Task description → Pictures appear in the records below; write out everything else exactly.

Entries from a dataset

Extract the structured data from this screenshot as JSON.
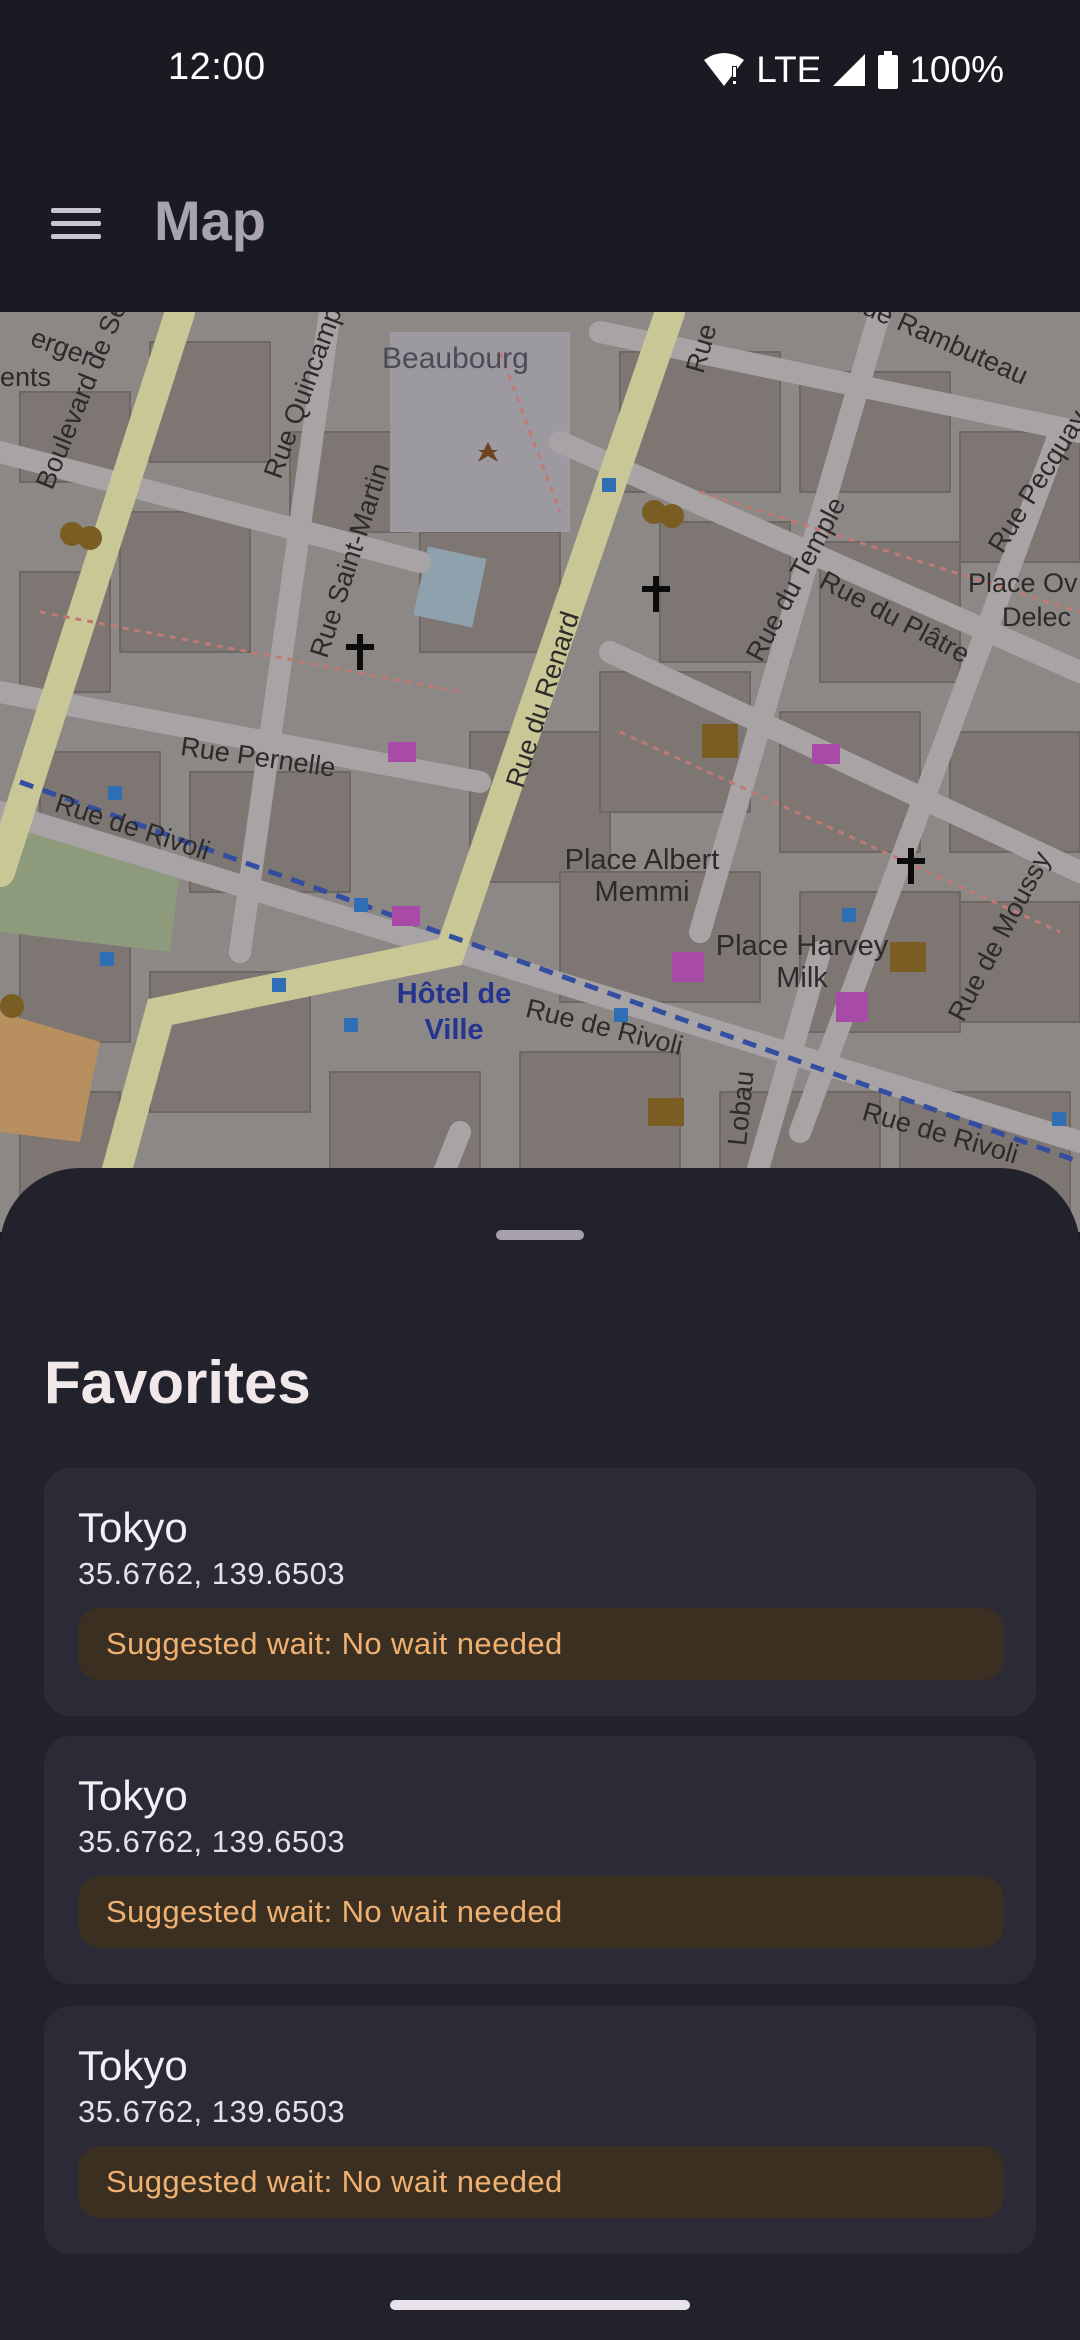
{
  "status_bar": {
    "time": "12:00",
    "network": "LTE",
    "battery": "100%",
    "icons": [
      "wifi-warning-icon",
      "signal-icon",
      "battery-icon"
    ]
  },
  "app_bar": {
    "menu_icon": "hamburger-menu-icon",
    "title": "Map"
  },
  "map": {
    "labels": {
      "beaubourg": "Beaubourg",
      "bd_sebastopol": "Boulevard de Sébastopol",
      "rue_quincampoix": "Rue Quincampoix",
      "rue_saint_martin": "Rue Saint-Martin",
      "rue_du_renard": "Rue du Renard",
      "rue_pernelle": "Rue Pernelle",
      "rue_de_rivoli_left": "Rue de Rivoli",
      "rue_de_rivoli_mid": "Rue de Rivoli",
      "rue_de_rivoli_right": "Rue de Rivoli",
      "rue_du_temple": "Rue du Temple",
      "rue_du_platre": "Rue du Plâtre",
      "rue_pecquay": "Rue Pecquay",
      "rue_rambuteau": "Rue Rambuteau",
      "rue_de_moussy": "Rue de Moussy",
      "rue_lobau": "Lobau",
      "rue_top": "Rue",
      "place_ov": "Place Ov",
      "delec": "Delec",
      "place_albert_memmi_1": "Place Albert",
      "place_albert_memmi_2": "Memmi",
      "place_harvey_milk_1": "Place Harvey",
      "place_harvey_milk_2": "Milk",
      "hotel_de_ville_1": "Hôtel de",
      "hotel_de_ville_2": "Ville",
      "erger": "erger",
      "ents": "ents"
    }
  },
  "favorites": {
    "title": "Favorites",
    "items": [
      {
        "name": "Tokyo",
        "coords": "35.6762, 139.6503",
        "wait": "Suggested wait: No wait needed"
      },
      {
        "name": "Tokyo",
        "coords": "35.6762, 139.6503",
        "wait": "Suggested wait: No wait needed"
      },
      {
        "name": "Tokyo",
        "coords": "35.6762, 139.6503",
        "wait": "Suggested wait: No wait needed"
      }
    ]
  },
  "colors": {
    "background": "#1a1b22",
    "sheet": "#22222c",
    "card": "#2b2a36",
    "chip": "#3a2f20",
    "chip_text": "#f0b071"
  }
}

Final result →
Extract the structured data from this screenshot as JSON.
{
  "status_bar": {
    "time": "12:00",
    "network": "LTE",
    "battery": "100%",
    "icons": [
      "wifi-warning-icon",
      "signal-icon",
      "battery-icon"
    ]
  },
  "app_bar": {
    "menu_icon": "hamburger-menu-icon",
    "title": "Map"
  },
  "map": {
    "labels": {
      "beaubourg": "Beaubourg",
      "bd_sebastopol": "Boulevard de Sébastopol",
      "rue_quincampoix": "Rue Quincampoix",
      "rue_saint_martin": "Rue Saint-Martin",
      "rue_du_renard": "Rue du Renard",
      "rue_pernelle": "Rue Pernelle",
      "rue_de_rivoli_left": "Rue de Rivoli",
      "rue_de_rivoli_mid": "Rue de Rivoli",
      "rue_de_rivoli_right": "Rue de Rivoli",
      "rue_du_temple": "Rue du Temple",
      "rue_du_platre": "Rue du Plâtre",
      "rue_pecquay": "Rue Pecquay",
      "rue_rambuteau": "Rue Rambuteau",
      "rue_de_moussy": "Rue de Moussy",
      "rue_lobau": "Lobau",
      "rue_top": "Rue",
      "place_ov": "Place Ov",
      "delec": "Delec",
      "place_albert_memmi_1": "Place Albert",
      "place_albert_memmi_2": "Memmi",
      "place_harvey_milk_1": "Place Harvey",
      "place_harvey_milk_2": "Milk",
      "hotel_de_ville_1": "Hôtel de",
      "hotel_de_ville_2": "Ville",
      "erger": "erger",
      "ents": "ents"
    }
  },
  "favorites": {
    "title": "Favorites",
    "items": [
      {
        "name": "Tokyo",
        "coords": "35.6762, 139.6503",
        "wait": "Suggested wait: No wait needed"
      },
      {
        "name": "Tokyo",
        "coords": "35.6762, 139.6503",
        "wait": "Suggested wait: No wait needed"
      },
      {
        "name": "Tokyo",
        "coords": "35.6762, 139.6503",
        "wait": "Suggested wait: No wait needed"
      }
    ]
  },
  "colors": {
    "background": "#1a1b22",
    "sheet": "#22222c",
    "card": "#2b2a36",
    "chip": "#3a2f20",
    "chip_text": "#f0b071"
  }
}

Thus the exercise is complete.